* Exercise:
Pull out each line of the data that includes the word "laundry".

* Data:

···

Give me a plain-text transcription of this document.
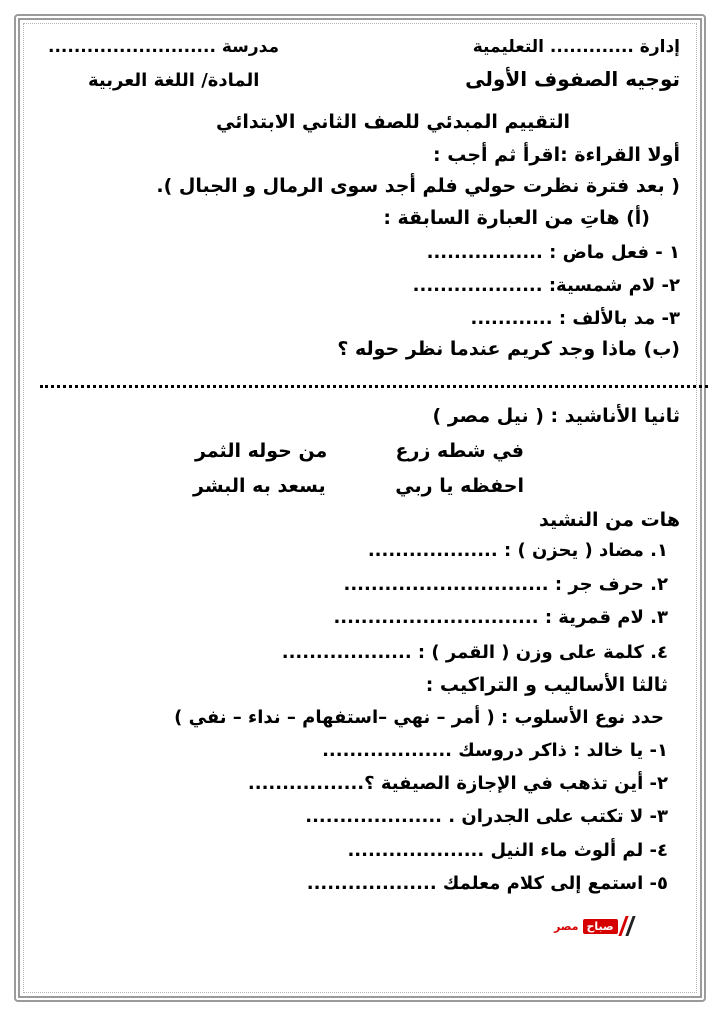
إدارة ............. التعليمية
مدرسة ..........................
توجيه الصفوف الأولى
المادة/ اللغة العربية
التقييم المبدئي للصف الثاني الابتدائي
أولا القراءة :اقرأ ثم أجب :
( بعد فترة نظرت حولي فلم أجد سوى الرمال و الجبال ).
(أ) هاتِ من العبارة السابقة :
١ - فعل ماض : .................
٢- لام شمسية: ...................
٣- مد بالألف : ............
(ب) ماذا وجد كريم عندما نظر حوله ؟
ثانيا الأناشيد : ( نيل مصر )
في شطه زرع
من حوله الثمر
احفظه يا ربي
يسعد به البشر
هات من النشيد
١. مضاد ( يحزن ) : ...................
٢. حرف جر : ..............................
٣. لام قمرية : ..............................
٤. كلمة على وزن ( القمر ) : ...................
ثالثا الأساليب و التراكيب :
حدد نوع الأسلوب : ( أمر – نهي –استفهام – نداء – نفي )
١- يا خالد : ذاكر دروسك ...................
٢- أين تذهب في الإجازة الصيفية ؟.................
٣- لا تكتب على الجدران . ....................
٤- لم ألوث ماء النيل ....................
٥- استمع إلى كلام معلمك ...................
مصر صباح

···

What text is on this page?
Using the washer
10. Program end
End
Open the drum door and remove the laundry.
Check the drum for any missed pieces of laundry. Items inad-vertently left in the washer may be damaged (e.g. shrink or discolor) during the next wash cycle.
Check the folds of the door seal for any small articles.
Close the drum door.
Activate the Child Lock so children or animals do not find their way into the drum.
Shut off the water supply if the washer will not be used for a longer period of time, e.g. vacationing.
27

···

* Task answer:
Open the drum door and remove the laundry.
Check the drum for any missed pieces of laundry. Items inad-vertently left in the washer may be damaged (e.g. shrink or discolor) during the next wash cycle.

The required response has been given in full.